## GOAL OF THE EXERCISE
Show all lines from the data that include the word "maintenance".

## Stored records
____

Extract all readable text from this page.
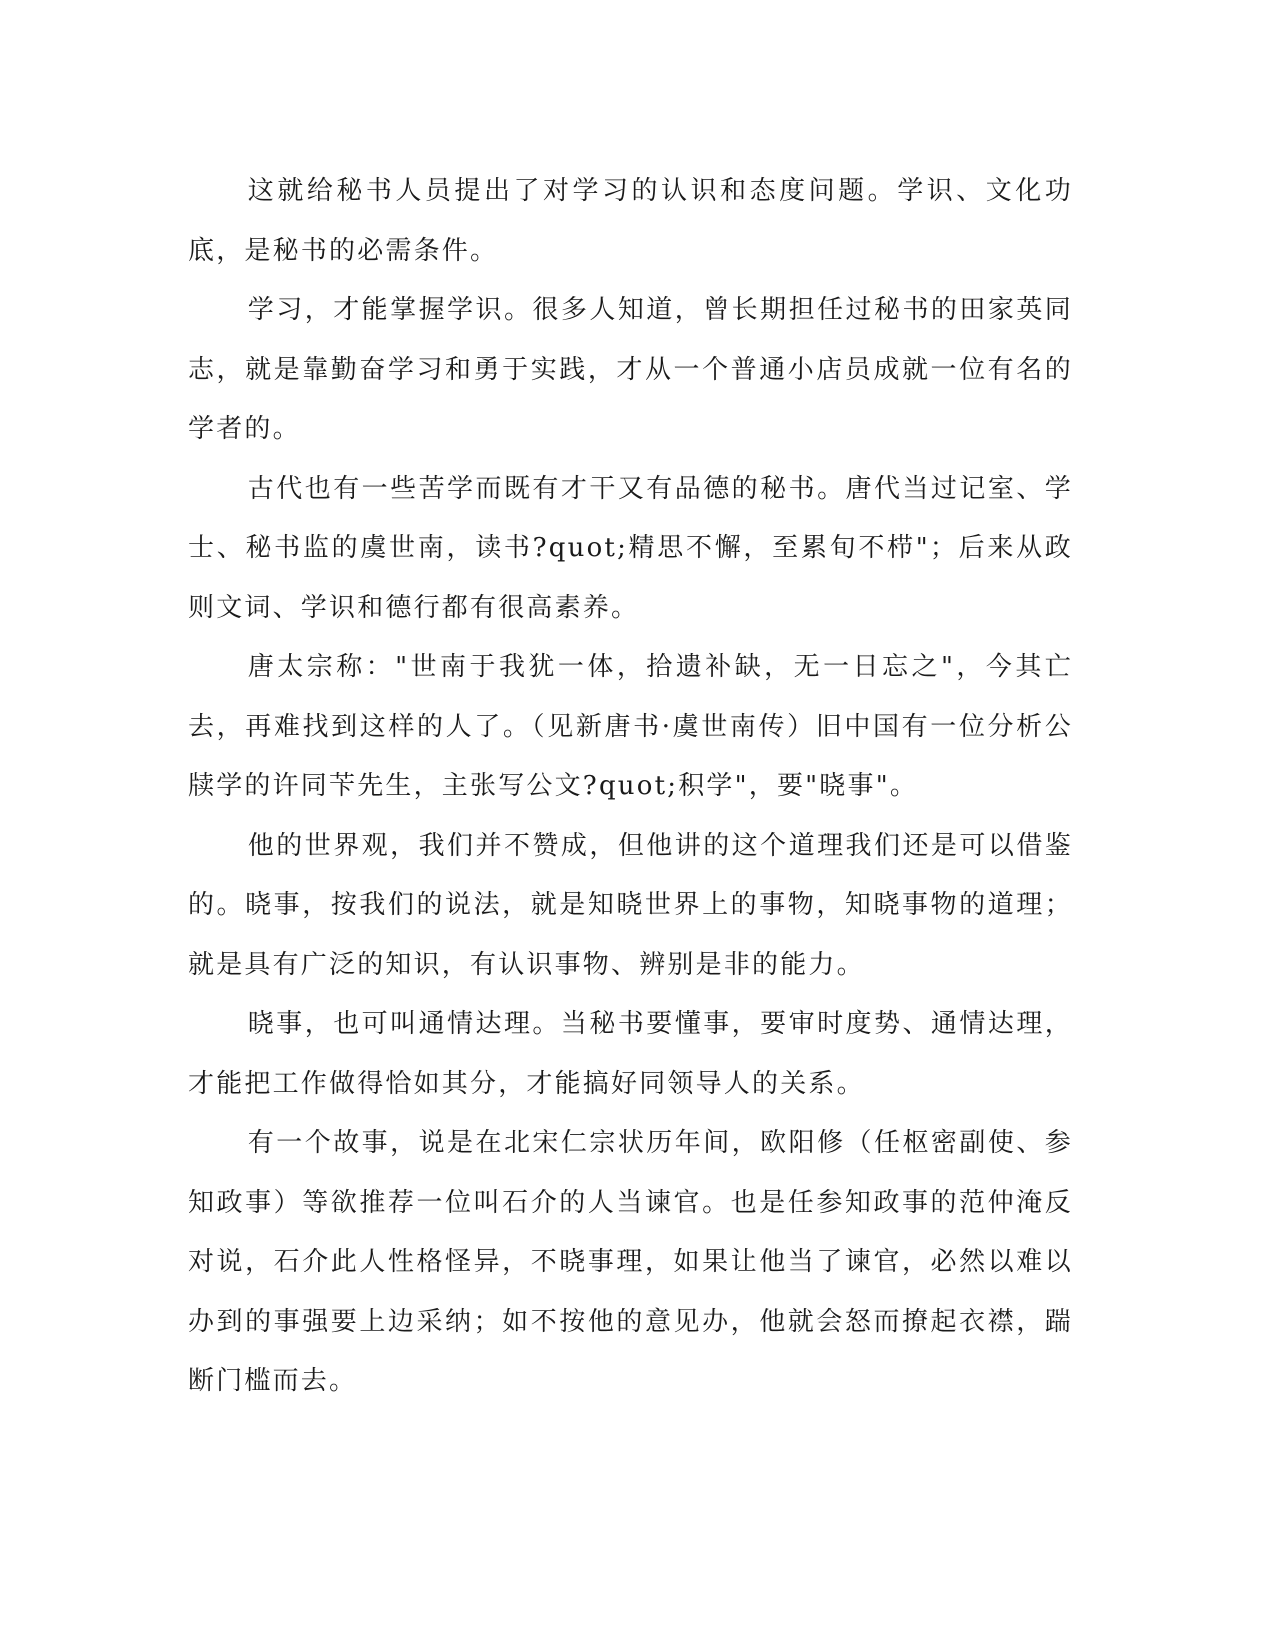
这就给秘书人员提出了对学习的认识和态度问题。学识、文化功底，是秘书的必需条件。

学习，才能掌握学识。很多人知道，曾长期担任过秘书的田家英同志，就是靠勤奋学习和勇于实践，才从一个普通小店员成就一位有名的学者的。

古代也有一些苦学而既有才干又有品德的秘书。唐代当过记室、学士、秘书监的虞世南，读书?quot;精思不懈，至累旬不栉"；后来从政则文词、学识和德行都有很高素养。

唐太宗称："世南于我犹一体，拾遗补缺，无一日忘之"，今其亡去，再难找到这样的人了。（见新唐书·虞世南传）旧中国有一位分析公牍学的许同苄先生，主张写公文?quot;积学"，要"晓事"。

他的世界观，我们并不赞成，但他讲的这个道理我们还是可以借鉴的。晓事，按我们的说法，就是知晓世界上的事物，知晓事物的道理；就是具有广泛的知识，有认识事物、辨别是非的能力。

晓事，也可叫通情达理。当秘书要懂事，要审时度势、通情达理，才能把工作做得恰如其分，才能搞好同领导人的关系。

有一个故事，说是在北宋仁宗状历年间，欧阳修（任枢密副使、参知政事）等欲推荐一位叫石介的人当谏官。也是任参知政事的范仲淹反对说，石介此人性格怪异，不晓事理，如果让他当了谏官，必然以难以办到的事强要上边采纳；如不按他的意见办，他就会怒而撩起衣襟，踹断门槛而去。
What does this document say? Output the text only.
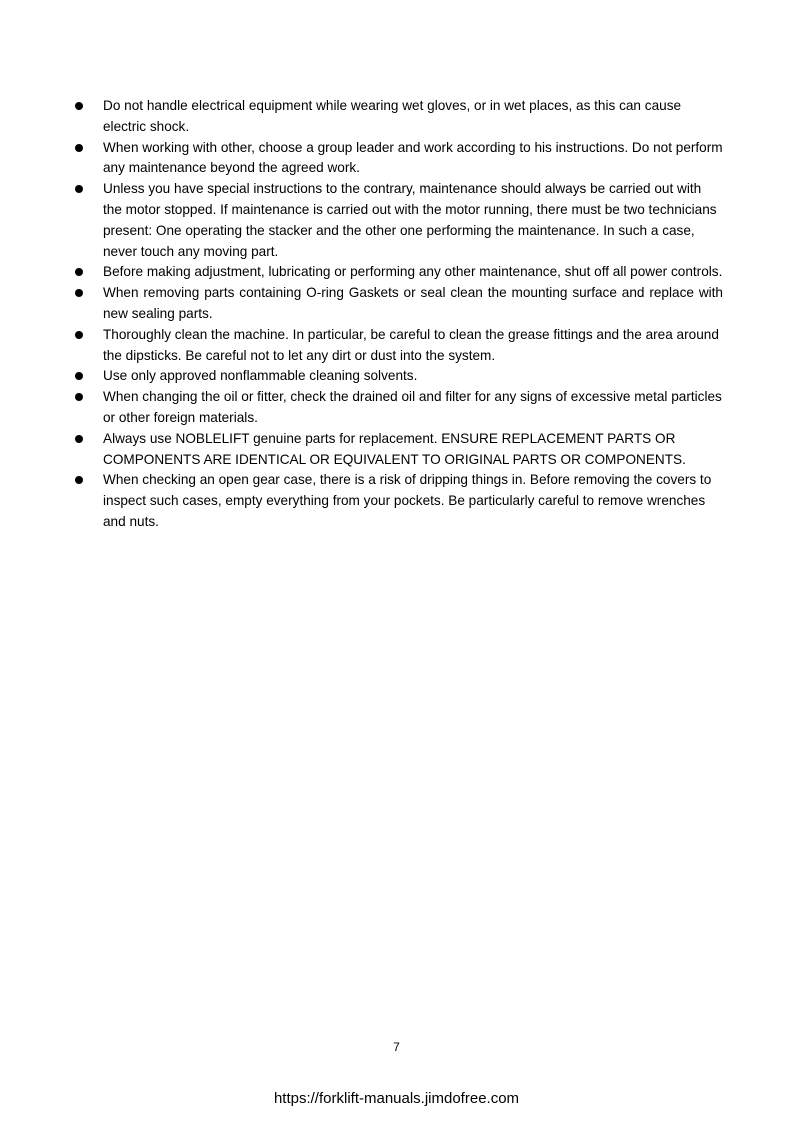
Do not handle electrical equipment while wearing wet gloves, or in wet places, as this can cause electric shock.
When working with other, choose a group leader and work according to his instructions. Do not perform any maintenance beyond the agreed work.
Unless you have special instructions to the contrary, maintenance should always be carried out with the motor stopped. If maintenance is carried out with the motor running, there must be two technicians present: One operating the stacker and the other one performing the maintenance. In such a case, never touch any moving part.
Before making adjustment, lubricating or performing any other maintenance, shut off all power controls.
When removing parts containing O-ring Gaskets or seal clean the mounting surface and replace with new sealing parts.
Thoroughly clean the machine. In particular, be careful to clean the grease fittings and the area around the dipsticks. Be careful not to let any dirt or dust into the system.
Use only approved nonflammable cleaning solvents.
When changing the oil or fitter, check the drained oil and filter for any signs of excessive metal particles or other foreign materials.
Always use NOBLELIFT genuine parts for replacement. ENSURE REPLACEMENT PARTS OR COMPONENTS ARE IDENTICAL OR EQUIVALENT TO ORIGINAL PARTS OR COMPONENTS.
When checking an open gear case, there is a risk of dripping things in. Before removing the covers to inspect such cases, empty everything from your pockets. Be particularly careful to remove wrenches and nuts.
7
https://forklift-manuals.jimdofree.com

____

## EXPECTED ANSWER
When working with other, choose a group leader and work according to his instructions. Do not perform any maintenance beyond the agreed work.
Unless you have special instructions to the contrary, maintenance should always be carried out with the motor stopped. If maintenance is carried out with the motor running, there must be two technicians present: One operating the stacker and the other one performing the maintenance. In such a case, never touch any moving part.
Before making adjustment, lubricating or performing any other maintenance, shut off all power controls.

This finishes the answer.